Your answer should be a single number: the count of lines containing the string "JSON".
----- MATERIAL FOR THIS EXERCISE -----
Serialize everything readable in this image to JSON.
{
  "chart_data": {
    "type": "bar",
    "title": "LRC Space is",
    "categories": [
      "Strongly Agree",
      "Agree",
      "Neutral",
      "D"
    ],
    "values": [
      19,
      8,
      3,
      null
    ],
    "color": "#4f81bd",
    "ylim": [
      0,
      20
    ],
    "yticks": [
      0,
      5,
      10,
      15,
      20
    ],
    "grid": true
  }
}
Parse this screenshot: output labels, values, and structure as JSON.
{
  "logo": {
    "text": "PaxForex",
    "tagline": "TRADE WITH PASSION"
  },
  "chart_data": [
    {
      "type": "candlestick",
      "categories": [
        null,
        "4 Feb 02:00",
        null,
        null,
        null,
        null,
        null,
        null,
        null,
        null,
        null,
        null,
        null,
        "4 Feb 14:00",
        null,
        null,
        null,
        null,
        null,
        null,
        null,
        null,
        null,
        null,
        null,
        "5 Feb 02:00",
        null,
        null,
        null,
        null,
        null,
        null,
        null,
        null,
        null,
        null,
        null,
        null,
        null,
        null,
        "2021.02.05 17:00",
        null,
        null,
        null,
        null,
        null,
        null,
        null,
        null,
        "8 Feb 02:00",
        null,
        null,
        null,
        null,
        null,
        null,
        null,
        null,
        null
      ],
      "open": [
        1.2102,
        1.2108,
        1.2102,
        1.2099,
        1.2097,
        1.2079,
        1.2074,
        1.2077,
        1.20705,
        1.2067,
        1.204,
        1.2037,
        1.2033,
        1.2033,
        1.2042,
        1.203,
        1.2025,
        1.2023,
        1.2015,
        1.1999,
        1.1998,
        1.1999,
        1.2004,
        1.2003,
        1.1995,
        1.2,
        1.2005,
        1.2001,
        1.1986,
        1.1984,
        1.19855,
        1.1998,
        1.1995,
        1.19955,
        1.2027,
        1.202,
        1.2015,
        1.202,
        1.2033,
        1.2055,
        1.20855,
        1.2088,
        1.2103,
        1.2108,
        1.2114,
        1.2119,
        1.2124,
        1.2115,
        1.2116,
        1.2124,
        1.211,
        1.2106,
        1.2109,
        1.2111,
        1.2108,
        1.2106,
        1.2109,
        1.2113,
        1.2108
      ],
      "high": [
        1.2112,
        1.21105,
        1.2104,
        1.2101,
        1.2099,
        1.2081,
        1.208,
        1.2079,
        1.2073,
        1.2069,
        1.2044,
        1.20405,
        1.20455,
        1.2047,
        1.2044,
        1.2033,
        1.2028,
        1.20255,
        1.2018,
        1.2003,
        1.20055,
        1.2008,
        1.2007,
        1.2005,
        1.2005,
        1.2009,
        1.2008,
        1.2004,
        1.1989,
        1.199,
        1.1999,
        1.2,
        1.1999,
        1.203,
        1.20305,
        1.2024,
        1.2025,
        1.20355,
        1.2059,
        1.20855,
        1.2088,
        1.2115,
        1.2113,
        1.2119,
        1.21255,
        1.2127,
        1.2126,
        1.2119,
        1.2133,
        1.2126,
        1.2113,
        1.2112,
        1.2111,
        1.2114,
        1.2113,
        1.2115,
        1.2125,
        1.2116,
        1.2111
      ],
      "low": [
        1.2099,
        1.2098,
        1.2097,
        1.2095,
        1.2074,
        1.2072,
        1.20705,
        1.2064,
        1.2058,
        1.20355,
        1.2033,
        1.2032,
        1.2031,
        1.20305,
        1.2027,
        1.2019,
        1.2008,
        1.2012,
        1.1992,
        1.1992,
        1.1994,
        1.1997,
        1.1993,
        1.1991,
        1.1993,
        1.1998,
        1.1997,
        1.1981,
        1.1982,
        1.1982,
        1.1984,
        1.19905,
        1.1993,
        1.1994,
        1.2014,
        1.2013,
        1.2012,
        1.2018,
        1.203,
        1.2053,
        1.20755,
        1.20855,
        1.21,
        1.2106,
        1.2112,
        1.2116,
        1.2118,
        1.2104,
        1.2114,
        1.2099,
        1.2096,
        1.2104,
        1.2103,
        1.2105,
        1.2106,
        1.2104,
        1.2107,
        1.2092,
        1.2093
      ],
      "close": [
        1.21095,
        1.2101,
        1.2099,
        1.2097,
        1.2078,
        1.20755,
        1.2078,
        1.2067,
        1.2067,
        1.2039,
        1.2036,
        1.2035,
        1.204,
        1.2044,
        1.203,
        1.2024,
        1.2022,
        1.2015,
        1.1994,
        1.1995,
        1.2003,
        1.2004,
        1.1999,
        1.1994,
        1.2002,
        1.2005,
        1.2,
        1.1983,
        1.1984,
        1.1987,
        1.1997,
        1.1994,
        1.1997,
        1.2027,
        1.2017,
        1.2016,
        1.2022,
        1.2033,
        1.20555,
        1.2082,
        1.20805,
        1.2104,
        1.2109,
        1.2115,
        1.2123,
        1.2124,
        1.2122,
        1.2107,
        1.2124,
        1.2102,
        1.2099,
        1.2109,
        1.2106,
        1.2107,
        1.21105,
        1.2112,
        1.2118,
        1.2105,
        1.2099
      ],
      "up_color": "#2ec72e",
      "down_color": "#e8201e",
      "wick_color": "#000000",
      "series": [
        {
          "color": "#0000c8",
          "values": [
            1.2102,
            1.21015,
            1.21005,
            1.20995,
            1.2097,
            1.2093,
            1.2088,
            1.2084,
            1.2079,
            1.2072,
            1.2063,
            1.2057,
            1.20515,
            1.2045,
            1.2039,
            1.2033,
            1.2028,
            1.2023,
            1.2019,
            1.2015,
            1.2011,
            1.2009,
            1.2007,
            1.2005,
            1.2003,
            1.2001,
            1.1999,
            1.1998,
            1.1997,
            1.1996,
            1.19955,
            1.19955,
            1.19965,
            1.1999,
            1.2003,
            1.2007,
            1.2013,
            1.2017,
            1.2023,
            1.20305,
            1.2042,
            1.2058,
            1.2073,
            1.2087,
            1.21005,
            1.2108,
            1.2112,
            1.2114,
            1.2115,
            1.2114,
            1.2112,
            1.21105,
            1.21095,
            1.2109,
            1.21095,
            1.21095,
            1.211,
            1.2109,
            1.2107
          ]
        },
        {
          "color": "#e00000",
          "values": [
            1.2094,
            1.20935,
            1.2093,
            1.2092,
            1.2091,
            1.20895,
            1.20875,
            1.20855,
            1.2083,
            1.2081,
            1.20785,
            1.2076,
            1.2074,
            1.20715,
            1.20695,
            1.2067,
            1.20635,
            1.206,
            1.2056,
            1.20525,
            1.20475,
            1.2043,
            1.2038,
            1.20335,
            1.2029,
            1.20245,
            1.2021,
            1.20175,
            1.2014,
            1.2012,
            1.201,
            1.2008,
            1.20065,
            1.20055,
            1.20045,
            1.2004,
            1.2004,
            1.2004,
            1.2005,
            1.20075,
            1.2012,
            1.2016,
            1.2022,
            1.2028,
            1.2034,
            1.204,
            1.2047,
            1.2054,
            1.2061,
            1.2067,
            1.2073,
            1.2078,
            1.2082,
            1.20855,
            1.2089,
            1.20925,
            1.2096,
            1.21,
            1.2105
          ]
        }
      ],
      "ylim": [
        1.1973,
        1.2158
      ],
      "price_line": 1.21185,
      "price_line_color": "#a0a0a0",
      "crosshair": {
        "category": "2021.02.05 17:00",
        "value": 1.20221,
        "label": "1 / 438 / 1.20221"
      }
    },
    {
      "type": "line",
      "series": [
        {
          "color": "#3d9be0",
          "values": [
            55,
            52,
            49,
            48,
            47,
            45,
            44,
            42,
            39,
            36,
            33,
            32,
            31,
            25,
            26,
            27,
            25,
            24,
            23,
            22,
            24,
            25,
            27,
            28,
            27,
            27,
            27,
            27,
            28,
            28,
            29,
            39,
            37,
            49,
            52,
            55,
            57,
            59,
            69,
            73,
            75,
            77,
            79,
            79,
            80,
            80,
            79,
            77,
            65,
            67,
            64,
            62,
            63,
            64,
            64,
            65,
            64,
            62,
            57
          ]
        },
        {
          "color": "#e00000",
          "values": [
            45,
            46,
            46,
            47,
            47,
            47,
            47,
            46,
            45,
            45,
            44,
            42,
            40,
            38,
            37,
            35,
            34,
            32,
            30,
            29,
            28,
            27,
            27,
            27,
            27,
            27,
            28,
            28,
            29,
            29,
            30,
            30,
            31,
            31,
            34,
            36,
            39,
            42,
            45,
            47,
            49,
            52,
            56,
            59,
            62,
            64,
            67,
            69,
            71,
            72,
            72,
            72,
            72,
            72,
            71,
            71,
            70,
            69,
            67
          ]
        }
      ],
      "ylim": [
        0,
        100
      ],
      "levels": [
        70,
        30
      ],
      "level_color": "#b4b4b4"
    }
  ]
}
-----
RIGHT ANSWER:
2